_SET PROBLEM_. Filter the records below and copy every line containing the word "hand".

_DATASET EXCERPTS_.
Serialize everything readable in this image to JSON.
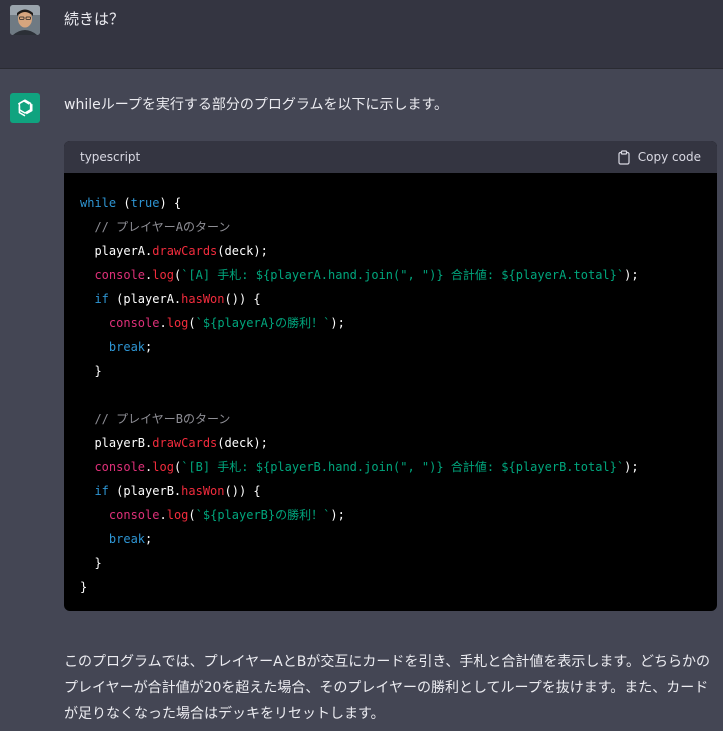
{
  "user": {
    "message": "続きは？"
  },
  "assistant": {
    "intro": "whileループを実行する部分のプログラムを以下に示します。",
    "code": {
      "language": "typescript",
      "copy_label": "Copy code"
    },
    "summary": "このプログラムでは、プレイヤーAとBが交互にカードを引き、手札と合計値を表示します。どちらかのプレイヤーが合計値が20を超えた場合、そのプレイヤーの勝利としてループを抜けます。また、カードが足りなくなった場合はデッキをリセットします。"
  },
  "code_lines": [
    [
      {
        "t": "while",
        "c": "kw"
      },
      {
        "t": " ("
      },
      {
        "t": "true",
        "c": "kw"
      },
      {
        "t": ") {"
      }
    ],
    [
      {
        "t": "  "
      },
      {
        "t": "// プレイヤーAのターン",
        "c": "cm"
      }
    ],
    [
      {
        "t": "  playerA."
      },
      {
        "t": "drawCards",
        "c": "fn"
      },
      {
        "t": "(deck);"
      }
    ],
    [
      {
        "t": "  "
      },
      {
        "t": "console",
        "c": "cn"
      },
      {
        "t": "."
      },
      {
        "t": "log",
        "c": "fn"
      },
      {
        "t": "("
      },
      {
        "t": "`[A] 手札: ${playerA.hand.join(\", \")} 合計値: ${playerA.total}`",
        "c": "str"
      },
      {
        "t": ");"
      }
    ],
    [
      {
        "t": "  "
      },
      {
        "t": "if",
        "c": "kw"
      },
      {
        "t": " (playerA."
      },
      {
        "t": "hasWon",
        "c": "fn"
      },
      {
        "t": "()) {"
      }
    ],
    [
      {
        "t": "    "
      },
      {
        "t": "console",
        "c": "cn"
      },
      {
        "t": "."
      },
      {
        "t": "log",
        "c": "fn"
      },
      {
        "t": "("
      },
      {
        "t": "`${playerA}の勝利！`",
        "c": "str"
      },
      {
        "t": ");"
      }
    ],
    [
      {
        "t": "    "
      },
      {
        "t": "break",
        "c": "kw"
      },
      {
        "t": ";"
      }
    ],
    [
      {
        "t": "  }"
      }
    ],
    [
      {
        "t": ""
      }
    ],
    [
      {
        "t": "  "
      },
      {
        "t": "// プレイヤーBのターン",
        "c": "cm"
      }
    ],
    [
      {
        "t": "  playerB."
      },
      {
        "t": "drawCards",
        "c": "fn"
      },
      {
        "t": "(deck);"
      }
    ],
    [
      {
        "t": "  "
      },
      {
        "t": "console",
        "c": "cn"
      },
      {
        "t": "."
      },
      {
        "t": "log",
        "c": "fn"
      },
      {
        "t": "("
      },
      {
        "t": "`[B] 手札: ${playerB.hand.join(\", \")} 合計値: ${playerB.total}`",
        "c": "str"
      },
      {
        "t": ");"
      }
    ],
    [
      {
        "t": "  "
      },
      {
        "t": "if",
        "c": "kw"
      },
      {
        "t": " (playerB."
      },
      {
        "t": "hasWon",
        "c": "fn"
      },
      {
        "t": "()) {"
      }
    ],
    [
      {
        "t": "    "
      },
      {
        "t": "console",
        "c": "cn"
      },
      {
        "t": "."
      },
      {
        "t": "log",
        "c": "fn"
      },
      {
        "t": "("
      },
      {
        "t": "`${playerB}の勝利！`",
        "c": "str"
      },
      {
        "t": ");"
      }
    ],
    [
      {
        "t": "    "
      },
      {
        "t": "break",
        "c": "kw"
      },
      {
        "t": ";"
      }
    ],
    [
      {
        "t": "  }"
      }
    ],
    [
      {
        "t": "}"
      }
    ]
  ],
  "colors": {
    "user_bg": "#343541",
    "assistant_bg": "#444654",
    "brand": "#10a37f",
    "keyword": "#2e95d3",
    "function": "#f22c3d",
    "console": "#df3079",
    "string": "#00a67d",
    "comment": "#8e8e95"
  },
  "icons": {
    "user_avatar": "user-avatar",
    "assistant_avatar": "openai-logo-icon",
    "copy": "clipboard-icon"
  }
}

* * *

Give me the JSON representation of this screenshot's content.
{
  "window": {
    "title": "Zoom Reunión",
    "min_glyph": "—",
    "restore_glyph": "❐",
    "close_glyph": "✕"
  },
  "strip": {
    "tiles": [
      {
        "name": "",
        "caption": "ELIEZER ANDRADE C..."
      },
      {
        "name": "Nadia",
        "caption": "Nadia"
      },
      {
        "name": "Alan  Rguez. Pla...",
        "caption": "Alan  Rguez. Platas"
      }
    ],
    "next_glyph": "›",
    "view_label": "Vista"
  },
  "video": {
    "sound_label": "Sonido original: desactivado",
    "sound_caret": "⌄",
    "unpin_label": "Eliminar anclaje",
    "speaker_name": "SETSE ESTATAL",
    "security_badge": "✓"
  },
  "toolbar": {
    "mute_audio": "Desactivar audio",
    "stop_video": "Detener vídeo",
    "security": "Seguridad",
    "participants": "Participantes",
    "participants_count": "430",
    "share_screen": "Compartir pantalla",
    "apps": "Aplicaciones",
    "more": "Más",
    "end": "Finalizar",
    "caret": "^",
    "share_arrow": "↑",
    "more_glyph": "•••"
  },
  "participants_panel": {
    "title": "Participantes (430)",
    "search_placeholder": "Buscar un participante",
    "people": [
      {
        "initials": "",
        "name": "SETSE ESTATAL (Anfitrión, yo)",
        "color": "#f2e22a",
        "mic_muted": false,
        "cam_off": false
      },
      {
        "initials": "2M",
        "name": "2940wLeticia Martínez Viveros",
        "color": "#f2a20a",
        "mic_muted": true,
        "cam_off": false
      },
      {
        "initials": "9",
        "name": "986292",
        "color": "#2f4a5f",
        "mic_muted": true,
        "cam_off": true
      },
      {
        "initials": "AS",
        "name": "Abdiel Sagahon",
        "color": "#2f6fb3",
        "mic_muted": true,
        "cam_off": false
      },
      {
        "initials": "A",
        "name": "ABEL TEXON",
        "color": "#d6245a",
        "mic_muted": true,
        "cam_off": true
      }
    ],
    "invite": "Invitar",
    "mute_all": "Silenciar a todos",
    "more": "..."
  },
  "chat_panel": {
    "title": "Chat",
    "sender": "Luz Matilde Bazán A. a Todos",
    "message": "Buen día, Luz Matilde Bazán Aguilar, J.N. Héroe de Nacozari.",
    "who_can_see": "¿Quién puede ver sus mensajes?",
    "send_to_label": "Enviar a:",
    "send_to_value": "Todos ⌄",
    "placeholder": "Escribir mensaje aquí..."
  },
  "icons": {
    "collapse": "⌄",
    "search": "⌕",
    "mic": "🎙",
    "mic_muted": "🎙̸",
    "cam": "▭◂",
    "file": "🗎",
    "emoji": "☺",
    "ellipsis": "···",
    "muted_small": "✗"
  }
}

_EXPECTED OUTPUT_.
        "t": "`[A] 手札: ${playerA.hand.join(\", \")} 合計値: ${playerA.total}`",
        "t": "`[B] 手札: ${playerB.hand.join(\", \")} 合計値: ${playerB.total}`",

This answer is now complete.